▶ _練習問題_:
列への割り込みを扱った本文を、最初から最後まで一字も変えずに全部抜き出してください。

第751回
並ぶ中国人

中国に来られた方なら、
一度は体験して不快な思いをする列への割り込み。

麦当労(まいだんらお、マクドナルド)などで
列に並んでいると、後から来た人が
どんどん直接カウンターのところに行って
注文をしてしまうので、
永久にハンバーガーにありつけないのではないか、
という恐怖感に襲われることがしばしばあります。

こうした列を守らない人たちの最大の問題は、
列への割り込みに全く罪悪感がないことです。
「オレはハンバーガーを食いたい。
ハンバーガーを食いたいから
カウンターのところに行って注文する。
で、何か問題でも?」という感じなのです。

私はこれは、中国の多くの人たちが
「並ばない遺伝子」を持っているためではないか
と思っています。

▶ _抜き出した情報_:

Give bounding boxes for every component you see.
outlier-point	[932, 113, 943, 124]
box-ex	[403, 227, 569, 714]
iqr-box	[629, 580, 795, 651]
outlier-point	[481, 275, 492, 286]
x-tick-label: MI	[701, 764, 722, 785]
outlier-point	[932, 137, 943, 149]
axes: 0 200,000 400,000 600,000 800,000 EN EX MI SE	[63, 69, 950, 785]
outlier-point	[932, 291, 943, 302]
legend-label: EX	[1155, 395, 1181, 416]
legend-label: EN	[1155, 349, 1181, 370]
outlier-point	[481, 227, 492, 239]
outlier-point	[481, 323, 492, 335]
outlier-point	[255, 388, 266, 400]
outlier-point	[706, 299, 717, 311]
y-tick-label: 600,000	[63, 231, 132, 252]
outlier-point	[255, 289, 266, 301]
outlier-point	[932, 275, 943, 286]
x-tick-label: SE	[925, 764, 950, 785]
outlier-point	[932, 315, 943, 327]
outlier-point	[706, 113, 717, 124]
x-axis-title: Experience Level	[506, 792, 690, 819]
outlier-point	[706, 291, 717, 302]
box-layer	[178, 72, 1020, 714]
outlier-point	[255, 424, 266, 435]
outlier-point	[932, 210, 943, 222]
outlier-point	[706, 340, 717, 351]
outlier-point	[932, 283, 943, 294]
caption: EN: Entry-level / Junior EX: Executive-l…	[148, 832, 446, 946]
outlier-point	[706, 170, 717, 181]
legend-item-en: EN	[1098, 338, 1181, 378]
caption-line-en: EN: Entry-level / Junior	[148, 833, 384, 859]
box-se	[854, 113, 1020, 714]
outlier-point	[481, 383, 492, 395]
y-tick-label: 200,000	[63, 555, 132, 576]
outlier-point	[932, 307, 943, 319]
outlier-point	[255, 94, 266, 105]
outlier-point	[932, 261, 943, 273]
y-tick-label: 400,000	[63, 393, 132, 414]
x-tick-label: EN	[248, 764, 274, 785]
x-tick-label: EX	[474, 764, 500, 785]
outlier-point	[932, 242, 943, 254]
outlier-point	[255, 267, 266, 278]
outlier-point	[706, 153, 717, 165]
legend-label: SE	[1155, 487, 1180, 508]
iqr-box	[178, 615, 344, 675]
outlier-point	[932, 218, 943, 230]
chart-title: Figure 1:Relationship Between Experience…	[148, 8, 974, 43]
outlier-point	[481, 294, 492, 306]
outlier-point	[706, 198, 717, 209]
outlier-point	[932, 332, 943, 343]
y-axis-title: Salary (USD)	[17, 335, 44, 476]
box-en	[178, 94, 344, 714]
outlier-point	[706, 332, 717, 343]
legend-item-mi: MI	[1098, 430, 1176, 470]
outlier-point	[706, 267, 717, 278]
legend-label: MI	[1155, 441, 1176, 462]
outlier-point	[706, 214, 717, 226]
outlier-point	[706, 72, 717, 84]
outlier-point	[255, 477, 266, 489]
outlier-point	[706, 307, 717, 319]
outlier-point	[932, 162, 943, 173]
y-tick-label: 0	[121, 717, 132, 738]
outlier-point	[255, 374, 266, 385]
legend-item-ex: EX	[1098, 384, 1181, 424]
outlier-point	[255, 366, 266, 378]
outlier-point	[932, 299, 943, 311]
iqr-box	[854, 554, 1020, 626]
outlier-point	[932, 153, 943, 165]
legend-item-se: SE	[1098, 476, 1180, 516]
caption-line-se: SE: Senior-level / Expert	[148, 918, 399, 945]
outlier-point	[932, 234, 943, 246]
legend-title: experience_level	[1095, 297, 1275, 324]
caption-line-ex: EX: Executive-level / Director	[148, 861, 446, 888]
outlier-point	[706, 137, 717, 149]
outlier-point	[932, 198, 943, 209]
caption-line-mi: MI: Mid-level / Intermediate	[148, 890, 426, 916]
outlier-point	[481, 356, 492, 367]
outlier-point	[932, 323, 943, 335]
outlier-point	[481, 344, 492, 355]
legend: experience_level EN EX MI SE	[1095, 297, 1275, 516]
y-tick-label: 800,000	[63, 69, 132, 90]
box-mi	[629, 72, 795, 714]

▶ _解答_:
第751回
並ぶ中国人

中国に来られた方なら、
一度は体験して不快な思いをする列への割り込み。

麦当労(まいだんらお、マクドナルド)などで
列に並んでいると、後から来た人が
どんどん直接カウンターのところに行って
注文をしてしまうので、
永久にハンバーガーにありつけないのではないか、
という恐怖感に襲われることがしばしばあります。

こうした列を守らない人たちの最大の問題は、
列への割り込みに全く罪悪感がないことです。
「オレはハンバーガーを食いたい。
ハンバーガーを食いたいから
カウンターのところに行って注文する。
で、何か問題でも?」という感じなのです。

私はこれは、中国の多くの人たちが
「並ばない遺伝子」を持っているためではないか
と思っています。